§ **Recorded information**:
* Begin *

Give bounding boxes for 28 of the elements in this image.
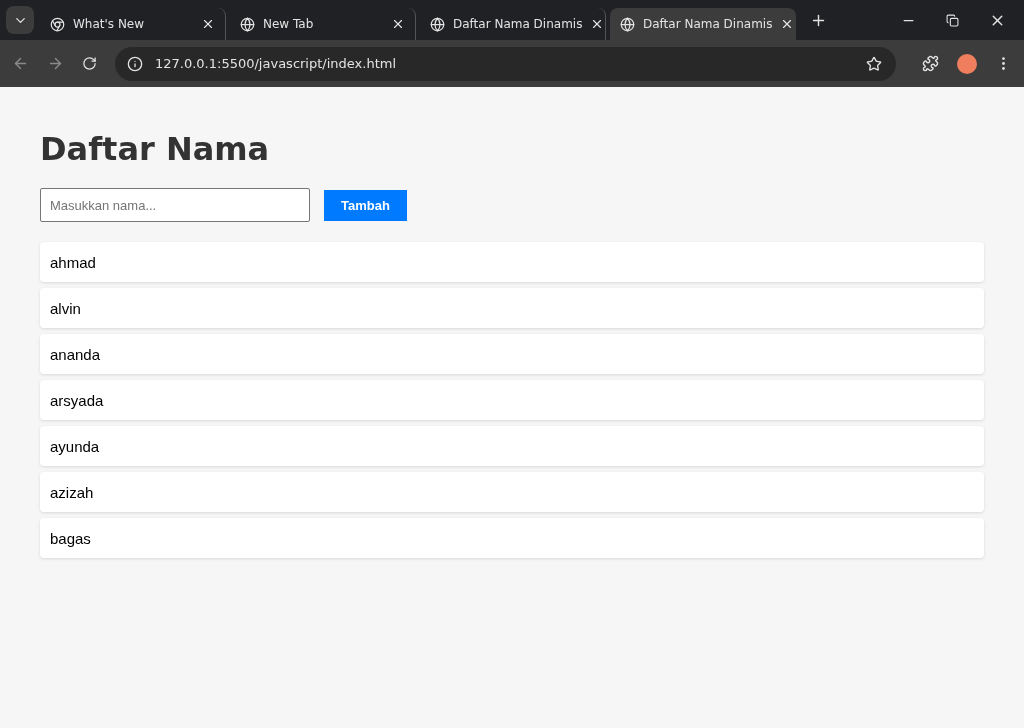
puzzle-icon[interactable] [922,55,939,72]
address-bar[interactable]: 127.0.0.1:5500/javascript/index.html [115,46,896,81]
name-item: alvin [40,288,984,328]
close-icon[interactable] [201,17,215,31]
restore-icon[interactable] [946,11,959,29]
name-item: azizah [40,472,984,512]
add-button[interactable]: Tambah [324,190,407,221]
name-item: ananda [40,334,984,374]
reload-icon[interactable] [82,56,97,71]
globe-icon [620,16,635,32]
name-item: ahmad [40,242,984,282]
globe-icon [430,16,445,32]
avatar-icon[interactable] [957,53,977,74]
name-item: ayunda [40,426,984,466]
star-icon[interactable] [866,55,882,72]
close-icon[interactable] [391,17,405,31]
tab-search-button[interactable] [6,6,34,34]
name-item: bagas [40,518,984,558]
page-heading: Daftar Nama [40,130,271,168]
url-text: 127.0.0.1:5500/javascript/index.html [155,56,398,71]
globe-icon [240,16,255,32]
info-icon[interactable] [127,55,143,72]
back-icon[interactable] [12,55,29,72]
name-item: arsyada [40,380,984,420]
browser-tab[interactable]: Daftar Nama Dinamis [610,8,796,40]
forward-icon[interactable] [47,55,64,72]
name-input[interactable]: Masukkan nama... [40,188,310,222]
browser-logo-icon [50,16,65,32]
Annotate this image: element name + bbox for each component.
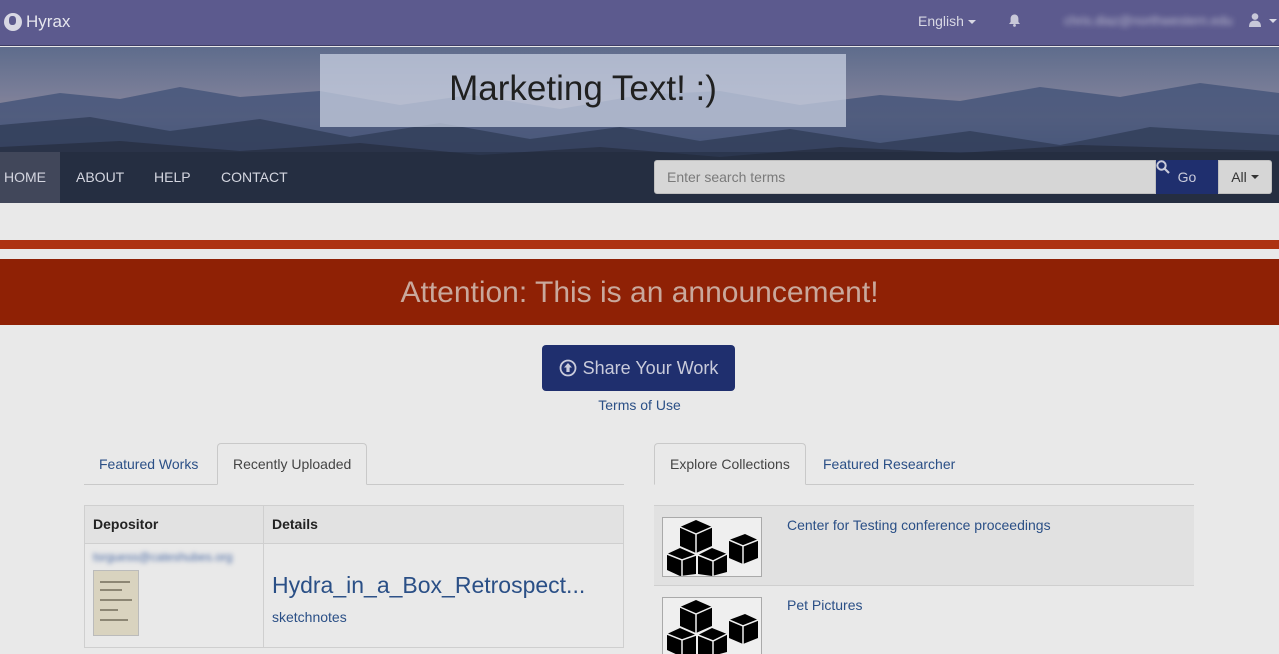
collection-title-link[interactable]: Pet Pictures [787, 597, 862, 613]
marketing-box: Marketing Text! :) [320, 54, 846, 127]
marketing-text: Marketing Text! :) [449, 69, 717, 108]
tab-recently-uploaded[interactable]: Recently Uploaded [217, 443, 368, 485]
language-label: English [918, 13, 964, 29]
table-row: tsrguess@cateshubes.org Hydra_in_a_Box_R… [84, 543, 624, 648]
nav-item-label: CONTACT [221, 169, 288, 185]
nav-item-label: HOME [4, 169, 46, 185]
announcement-stripe [0, 240, 1279, 249]
cubes-icon [666, 600, 759, 654]
bell-icon[interactable] [1008, 14, 1021, 27]
nav-item-home[interactable]: HOME [0, 152, 60, 203]
nav-item-about[interactable]: ABOUT [76, 152, 124, 203]
main-nav: HOME ABOUT HELP CONTACT Go All [0, 152, 1279, 203]
globe-icon [4, 13, 22, 31]
user-menu-chevron-icon[interactable] [1269, 19, 1277, 23]
top-navbar: Hyrax English chris.diaz@northwestern.ed… [0, 0, 1279, 46]
share-your-work-button[interactable]: Share Your Work [542, 345, 735, 391]
terms-of-use-link[interactable]: Terms of Use [0, 397, 1279, 413]
collection-thumbnail[interactable] [662, 597, 762, 654]
work-thumbnail[interactable] [93, 570, 139, 636]
tab-featured-researcher[interactable]: Featured Researcher [823, 443, 955, 485]
tab-explore-collections[interactable]: Explore Collections [654, 443, 806, 485]
search-scope-dropdown[interactable]: All [1218, 160, 1272, 194]
column-header-details: Details [263, 505, 624, 544]
depositor-link[interactable]: tsrguess@cateshubes.org [93, 550, 255, 564]
search-input[interactable] [654, 160, 1156, 194]
cubes-icon [666, 520, 759, 576]
announcement-text: Attention: This is an announcement! [400, 276, 879, 309]
brand-link[interactable]: Hyrax [4, 12, 70, 32]
recent-uploads-table: Depositor Details tsrguess@cateshubes.or… [84, 505, 624, 648]
scope-label: All [1231, 169, 1247, 185]
collection-item: Center for Testing conference proceeding… [654, 505, 1194, 585]
collection-thumbnail[interactable] [662, 517, 762, 577]
go-label: Go [1177, 169, 1197, 185]
search-go-button[interactable]: Go [1156, 160, 1218, 194]
chevron-down-icon [1250, 175, 1259, 179]
work-title-link[interactable]: Hydra_in_a_Box_Retrospect... [272, 572, 615, 599]
depositor-cell: tsrguess@cateshubes.org [84, 543, 264, 648]
user-email[interactable]: chris.diaz@northwestern.edu [1064, 13, 1233, 28]
announcement-banner: Attention: This is an announcement! [0, 259, 1279, 325]
chevron-down-icon [967, 20, 976, 25]
nav-item-label: ABOUT [76, 169, 125, 185]
nav-item-help[interactable]: HELP [154, 152, 191, 203]
nav-item-label: HELP [154, 169, 191, 185]
brand-name: Hyrax [26, 12, 71, 31]
hero-banner: Marketing Text! :) HOME ABOUT HELP CONTA… [0, 47, 1279, 203]
nav-item-contact[interactable]: CONTACT [221, 152, 288, 203]
details-cell: Hydra_in_a_Box_Retrospect... sketchnotes [263, 543, 624, 648]
tab-featured-works[interactable]: Featured Works [99, 443, 198, 485]
collection-title-link[interactable]: Center for Testing conference proceeding… [787, 517, 1051, 533]
column-header-depositor: Depositor [84, 505, 264, 544]
table-header-row: Depositor Details [84, 505, 624, 544]
collection-item: Pet Pictures [654, 585, 1194, 654]
search-icon [1156, 160, 1170, 174]
upload-circle-icon [559, 359, 577, 377]
user-icon[interactable] [1249, 13, 1261, 27]
share-label: Share Your Work [582, 357, 719, 378]
language-dropdown[interactable]: English [918, 13, 976, 29]
keyword-link[interactable]: sketchnotes [272, 609, 615, 625]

* End *

§ **What is being asked**: Convert the lines from the one containing "collection-title-link[interactable]: Pet Pictures" up to and including the one containing "table-row: tsrguess@cateshubes.org Hydra_in_a_Box_R…" into a Markdown table with the columns No. and Line. Number each line in the No. column and leave out any blank lines.

§ **Response to this task**:
| No. | Line |
|---|---|
| 1 | collection-title-link[interactable]: Pet Pictures [787, 597, 862, 613] |
| 2 | marketing-box: Marketing Text! :) [320, 54, 846, 127] |
| 3 | marketing-text: Marketing Text! :) [449, 69, 717, 108] |
| 4 | tab-recently-uploaded[interactable]: Recently Uploaded [217, 443, 368, 485] |
| 5 | language-label: English [918, 13, 964, 29] |
| 6 | table-row: tsrguess@cateshubes.org Hydra_in_a_Box_R… [84, 543, 624, 648] |